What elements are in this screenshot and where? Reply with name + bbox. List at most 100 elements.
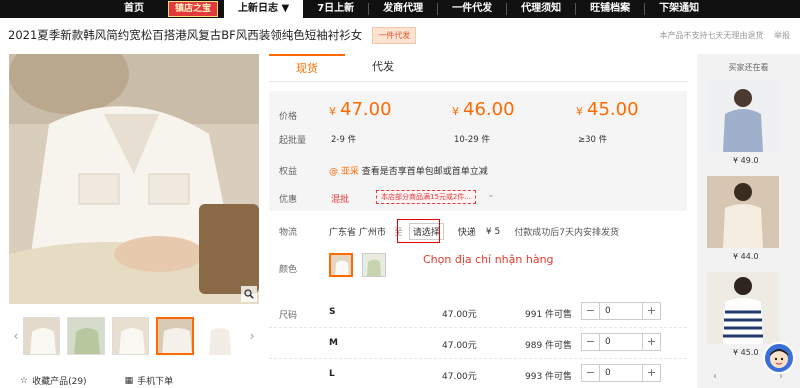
annotation-text: Chọn địa chỉ nhận hàng xyxy=(423,253,554,266)
quantity-input[interactable]: 0 xyxy=(600,334,642,350)
product-photo xyxy=(9,54,259,304)
zoom-icon[interactable] xyxy=(241,286,257,302)
price-tier-1: ¥47.00 xyxy=(329,99,392,120)
product-title: 2021夏季新款韩风简约宽松百搭港风复古BF风西装领纯色短袖衬衫女 xyxy=(8,28,363,42)
thumbnail[interactable] xyxy=(22,317,61,355)
quantity-input[interactable]: 0 xyxy=(600,303,642,319)
thumbnail-strip: ‹ › xyxy=(9,316,259,356)
favorite-label: 收藏产品(29) xyxy=(32,377,87,387)
recommend-price: ¥ 44.0 xyxy=(733,252,759,261)
mobile-order-link[interactable]: ▦ 手机下单 xyxy=(124,374,174,388)
chevron-down-icon[interactable]: ⌄ xyxy=(487,190,495,200)
size-price: 47.00元 xyxy=(442,310,477,320)
customer-service-avatar-icon[interactable] xyxy=(763,342,795,374)
mobile-label: 手机下单 xyxy=(137,377,174,387)
nav-agent[interactable]: 发商代理 xyxy=(369,0,437,18)
size-stock: 989 件可售 xyxy=(525,341,573,351)
size-row: M 47.00元 989 件可售 − 0 + xyxy=(269,328,687,359)
recommend-price: ¥ 49.0 xyxy=(733,156,759,165)
quantity-stepper: − 0 + xyxy=(581,333,661,351)
size-stock: 991 件可售 xyxy=(525,310,573,320)
top-nav: 首页 镇店之宝 上新日志 ▼ 7日上新 发商代理 一件代发 代理须知 旺铺档案 … xyxy=(0,0,800,18)
recommend-item[interactable] xyxy=(707,272,779,344)
qty-tier-1: 2-9 件 xyxy=(331,135,357,145)
nav-shop-profile[interactable]: 旺铺档案 xyxy=(576,0,644,18)
plus-button[interactable]: + xyxy=(642,303,660,319)
price-label: 价格 xyxy=(279,112,298,122)
thumbnail[interactable] xyxy=(67,317,105,355)
price-tier-3: ¥45.00 xyxy=(576,99,639,120)
minus-button[interactable]: − xyxy=(582,365,600,381)
tab-bar: 现货 代发 xyxy=(269,54,687,82)
ship-fee: ¥ 5 xyxy=(485,226,501,237)
dropship-badge: 一件代发 xyxy=(372,26,417,44)
qty-tier-3: ≥30 件 xyxy=(578,135,608,145)
title-bar: 2021夏季新款韩风简约宽松百搭港风复古BF风西装领纯色短袖衬衫女 一件代发 本… xyxy=(8,24,790,46)
favorite-link[interactable]: ☆ 收藏产品(29) xyxy=(20,374,87,388)
moq-label: 起批量 xyxy=(279,136,307,146)
thumbnail-selected[interactable] xyxy=(156,317,194,355)
rights-text: 查看是否享首单包邮或首单立减 xyxy=(361,167,488,177)
promo-type: 混批 xyxy=(331,195,350,205)
size-table: 尺码 S 47.00元 991 件可售 − 0 + M 47.00元 989 件… xyxy=(269,297,687,388)
nav-7day-new[interactable]: 7日上新 xyxy=(303,0,368,18)
size-price: 47.00元 xyxy=(442,341,477,351)
vip-link[interactable]: @ 亚采 xyxy=(329,167,359,177)
color-swatch[interactable] xyxy=(362,253,386,277)
price-tier-2: ¥46.00 xyxy=(452,99,515,120)
nav-store-treasure[interactable]: 镇店之宝 xyxy=(168,1,219,17)
minus-button[interactable]: − xyxy=(582,303,600,319)
nav-new-log[interactable]: 上新日志 ▼ xyxy=(224,0,304,18)
nav-dropship[interactable]: 一件代发 xyxy=(438,0,506,18)
chevron-left-icon[interactable]: ‹ xyxy=(9,329,23,343)
logistics-label: 物流 xyxy=(279,228,298,238)
tab-in-stock[interactable]: 现货 xyxy=(269,54,345,81)
size-stock: 993 件可售 xyxy=(525,372,573,382)
rights-label: 权益 xyxy=(279,167,298,177)
logistics-row: 广东省 广州市 至 请选择 快递 ¥ 5 付款成功后7天内安排发货 xyxy=(329,223,619,240)
qty-tier-2: 10-29 件 xyxy=(454,135,490,145)
recommend-item[interactable] xyxy=(707,80,779,152)
rights-info: @ 亚采 查看是否享首单包邮或首单立减 xyxy=(329,164,488,177)
chevron-right-icon[interactable]: › xyxy=(245,329,259,343)
color-label: 颜色 xyxy=(279,265,298,275)
nav-agent-notice[interactable]: 代理须知 xyxy=(507,0,575,18)
recommend-rail: 买家还在看 ¥ 49.0 ¥ 44.0 ¥ 45.0 ‹ › xyxy=(697,54,800,388)
star-icon: ☆ xyxy=(20,375,29,386)
purchase-panel: 现货 代发 价格 起批量 ¥47.00 ¥46.00 ¥45.00 2-9 件 … xyxy=(269,54,687,388)
plus-button[interactable]: + xyxy=(642,334,660,350)
title-right: 本产品不支持七天无理由退货 举报 xyxy=(651,30,790,41)
ship-note: 付款成功后7天内安排发货 xyxy=(514,228,619,238)
quantity-stepper: − 0 + xyxy=(581,364,661,382)
promo-label: 优惠 xyxy=(279,195,298,205)
thumbnail[interactable] xyxy=(111,317,150,355)
bottom-links: ☆ 收藏产品(29) ▦ 手机下单 xyxy=(20,374,174,388)
ship-from: 广东省 广州市 xyxy=(329,228,386,238)
chevron-left-icon[interactable]: ‹ xyxy=(713,371,717,382)
thumbnail[interactable] xyxy=(200,317,239,355)
quantity-stepper: − 0 + xyxy=(581,302,661,320)
qr-icon: ▦ xyxy=(124,375,134,386)
recommend-price: ¥ 45.0 xyxy=(733,348,759,357)
size-name: M xyxy=(329,338,338,348)
quantity-input[interactable]: 0 xyxy=(600,365,642,381)
color-swatch-selected[interactable] xyxy=(329,253,353,277)
size-name: L xyxy=(329,369,335,379)
tab-dropship[interactable]: 代发 xyxy=(345,54,421,81)
size-row: S 47.00元 991 件可售 − 0 + xyxy=(269,297,687,328)
size-price: 47.00元 xyxy=(442,372,477,382)
address-highlight-box xyxy=(397,219,440,243)
size-name: S xyxy=(329,307,336,317)
return-notice: 本产品不支持七天无理由退货 xyxy=(659,30,764,40)
nav-home[interactable]: 首页 xyxy=(0,0,162,18)
coupon-tag[interactable]: 本店部分商品满15元或2件... xyxy=(376,190,477,204)
report-link[interactable]: 举报 xyxy=(774,31,790,40)
size-row: L 47.00元 993 件可售 − 0 + xyxy=(269,359,687,388)
minus-button[interactable]: − xyxy=(582,334,600,350)
ship-method: 快递 xyxy=(457,228,476,238)
rail-header: 买家还在看 xyxy=(728,63,769,72)
recommend-item[interactable] xyxy=(707,176,779,248)
nav-delist-notice[interactable]: 下架通知 xyxy=(645,0,713,18)
plus-button[interactable]: + xyxy=(642,365,660,381)
main-product-image[interactable] xyxy=(9,54,259,304)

————

• **What is being asked**: Arrange every line above as a Markdown table with the columns "Row" and "Line", numbering the rows and leaving out blank lines and pictures.

• **The reply**:
| Row | Line |
|---|---|
| 1 | What elements are in this screenshot and where? Reply with name + bbox. List at most 100 elements. |
| 2 | annotation-text: Chọn địa chỉ nhận hàng xyxy=(423,253,554,266) |
| 3 | quantity-input[interactable]: 0 xyxy=(600,334,642,350) |
| 4 | product-photo xyxy=(9,54,259,304) |
| 5 | zoom-icon[interactable] xyxy=(241,286,257,302) |
| 6 | price-tier-1: ¥47.00 xyxy=(329,99,392,120) |
| 7 | product-title: 2021夏季新款韩风简约宽松百搭港风复古BF风西装领纯色短袖衬衫女 xyxy=(8,28,363,42) |
| 8 | thumbnail[interactable] xyxy=(22,317,61,355) |
| 9 | quantity-input[interactable]: 0 xyxy=(600,303,642,319) |
| 10 | thumbnail-strip: ‹ › xyxy=(9,316,259,356) |
| 11 | favorite-label: 收藏产品(29) xyxy=(32,377,87,387) |
| 12 | recommend-price: ¥ 44.0 xyxy=(733,252,759,261) |
| 13 | mobile-order-link[interactable]: ▦ 手机下单 xyxy=(124,374,174,388) |
| 14 | chevron-down-icon[interactable]: ⌄ xyxy=(487,190,495,200) |
| 15 | size-price: 47.00元 xyxy=(442,310,477,320) |
| 16 | customer-service-avatar-icon[interactable] xyxy=(763,342,795,374) |
| 17 | mobile-label: 手机下单 xyxy=(137,377,174,387) |
| 18 | nav-agent[interactable]: 发商代理 xyxy=(369,0,437,18) |
| 19 | size-stock: 989 件可售 xyxy=(525,341,573,351) |
| 20 | size-row: M 47.00元 989 件可售 − 0 + xyxy=(269,328,687,359) |
| 21 | recommend-price: ¥ 49.0 xyxy=(733,156,759,165) |
| 22 | quantity-stepper: − 0 + xyxy=(581,333,661,351) |
| 23 | size-stock: 991 件可售 xyxy=(525,310,573,320) |
| 24 | top-nav: 首页 镇店之宝 上新日志 ▼ 7日上新 发商代理 一件代发 代理须知 旺铺档案 … xyxy=(0,0,800,18) |
| 25 | recommend-item[interactable] xyxy=(707,272,779,344) |
| 26 | qty-tier-1: 2-9 件 xyxy=(331,135,357,145) |
| 27 | nav-shop-profile[interactable]: 旺铺档案 xyxy=(576,0,644,18) |
| 28 | plus-button[interactable]: + xyxy=(642,303,660,319) |
| 29 | price-label: 价格 xyxy=(279,112,298,122) |
| 30 | thumbnail[interactable] xyxy=(67,317,105,355) |
| 31 | price-tier-3: ¥45.00 xyxy=(576,99,639,120) |
| 32 | minus-button[interactable]: − xyxy=(582,365,600,381) |
| 33 | tab-bar: 现货 代发 xyxy=(269,54,687,82) |
| 34 | ship-fee: ¥ 5 xyxy=(485,226,501,237) |
| 35 | dropship-badge: 一件代发 xyxy=(372,26,417,44) |
| 36 | qty-tier-3: ≥30 件 xyxy=(578,135,608,145) |
| 37 | title-bar: 2021夏季新款韩风简约宽松百搭港风复古BF风西装领纯色短袖衬衫女 一件代发 本… xyxy=(8,24,790,46) |
| 38 | favorite-link[interactable]: ☆ 收藏产品(29) xyxy=(20,374,87,388) |
| 39 | moq-label: 起批量 xyxy=(279,136,307,146) |
| 40 | thumbnail-selected[interactable] xyxy=(156,317,194,355) |
| 41 | rights-text: 查看是否享首单包邮或首单立减 xyxy=(361,167,488,177) |
| 42 | promo-type: 混批 xyxy=(331,195,350,205) |
| 43 | size-table: 尺码 S 47.00元 991 件可售 − 0 + M 47.00元 989 件… xyxy=(269,297,687,388) |
| 44 | nav-7day-new[interactable]: 7日上新 xyxy=(303,0,368,18) |
| 45 | size-price: 47.00元 xyxy=(442,341,477,351) |
| 46 | vip-link[interactable]: @ 亚采 xyxy=(329,167,359,177) |
| 47 | color-swatch[interactable] xyxy=(362,253,386,277) |
| 48 | price-tier-2: ¥46.00 xyxy=(452,99,515,120) |
| 49 | nav-store-treasure[interactable]: 镇店之宝 xyxy=(168,1,219,17) |
| 50 | minus-button[interactable]: − xyxy=(582,303,600,319) |
| 51 | nav-new-log[interactable]: 上新日志 ▼ xyxy=(224,0,304,18) |
| 52 | nav-dropship[interactable]: 一件代发 xyxy=(438,0,506,18) |
| 53 | chevron-left-icon[interactable]: ‹ xyxy=(9,329,23,343) |
| 54 | logistics-label: 物流 xyxy=(279,228,298,238) |
| 55 | tab-in-stock[interactable]: 现货 xyxy=(269,54,345,81) |
| 56 | size-stock: 993 件可售 xyxy=(525,372,573,382) |
| 57 | rights-label: 权益 xyxy=(279,167,298,177) |
| 58 | logistics-row: 广东省 广州市 至 请选择 快递 ¥ 5 付款成功后7天内安排发货 xyxy=(329,223,619,240) |
| 59 | qty-tier-2: 10-29 件 xyxy=(454,135,490,145) |
| 60 | recommend-item[interactable] xyxy=(707,80,779,152) |
| 61 | rights-info: @ 亚采 查看是否享首单包邮或首单立减 xyxy=(329,164,488,177) |
| 62 | chevron-right-icon[interactable]: › xyxy=(245,329,259,343) |
| 63 | color-label: 颜色 xyxy=(279,265,298,275) |
| 64 | nav-agent-notice[interactable]: 代理须知 xyxy=(507,0,575,18) |
| 65 | recommend-rail: 买家还在看 ¥ 49.0 ¥ 44.0 ¥ 45.0 ‹ › xyxy=(697,54,800,388) |
| 66 | star-icon: ☆ xyxy=(20,375,29,386) |
| 67 | purchase-panel: 现货 代发 价格 起批量 ¥47.00 ¥46.00 ¥45.00 2-9 件 … xyxy=(269,54,687,388) |
| 68 | plus-button[interactable]: + xyxy=(642,334,660,350) |
| 69 | title-right: 本产品不支持七天无理由退货 举报 xyxy=(651,30,790,41) |
| 70 | ship-note: 付款成功后7天内安排发货 xyxy=(514,228,619,238) |
| 71 | quantity-stepper: − 0 + xyxy=(581,364,661,382) |
| 72 | promo-label: 优惠 xyxy=(279,195,298,205) |
| 73 | thumbnail[interactable] xyxy=(111,317,150,355) |
| 74 | bottom-links: ☆ 收藏产品(29) ▦ 手机下单 xyxy=(20,374,174,388) |
| 75 | ship-from: 广东省 广州市 xyxy=(329,228,386,238) |
| 76 | chevron-left-icon[interactable]: ‹ xyxy=(713,371,717,382) |
| 77 | thumbnail[interactable] xyxy=(200,317,239,355) |
| 78 | quantity-stepper: − 0 + xyxy=(581,302,661,320) |
| 79 | qr-icon: ▦ xyxy=(124,375,134,386) |
| 80 | recommend-price: ¥ 45.0 xyxy=(733,348,759,357) |
| 81 | size-name: M xyxy=(329,338,338,348) |
| 82 | quantity-input[interactable]: 0 xyxy=(600,365,642,381) |
| 83 | color-swatch-selected[interactable] xyxy=(329,253,353,277) |
| 84 | size-name: L xyxy=(329,369,335,379) |
| 85 | tab-dropship[interactable]: 代发 xyxy=(345,54,421,81) |
| 86 | size-row: S 47.00元 991 件可售 − 0 + xyxy=(269,297,687,328) |
| 87 | size-price: 47.00元 xyxy=(442,372,477,382) |
| 88 | address-highlight-box xyxy=(397,219,440,243) |
| 89 | size-name: S xyxy=(329,307,336,317) |
| 90 | return-notice: 本产品不支持七天无理由退货 xyxy=(659,30,764,40) |
| 91 | nav-home[interactable]: 首页 xyxy=(0,0,162,18) |
| 92 | coupon-tag[interactable]: 本店部分商品满15元或2件... xyxy=(376,190,477,204) |
| 93 | report-link[interactable]: 举报 xyxy=(774,31,790,40) |
| 94 | size-row: L 47.00元 993 件可售 − 0 + xyxy=(269,359,687,388) |
| 95 | minus-button[interactable]: − xyxy=(582,334,600,350) |
| 96 | ship-method: 快递 xyxy=(457,228,476,238) |
| 97 | rail-header: 买家还在看 xyxy=(728,63,769,72) |
| 98 | recommend-item[interactable] xyxy=(707,176,779,248) |
| 99 | nav-delist-notice[interactable]: 下架通知 xyxy=(645,0,713,18) |
| 100 | plus-button[interactable]: + xyxy=(642,365,660,381) |
| 101 | main-product-image[interactable] xyxy=(9,54,259,304) |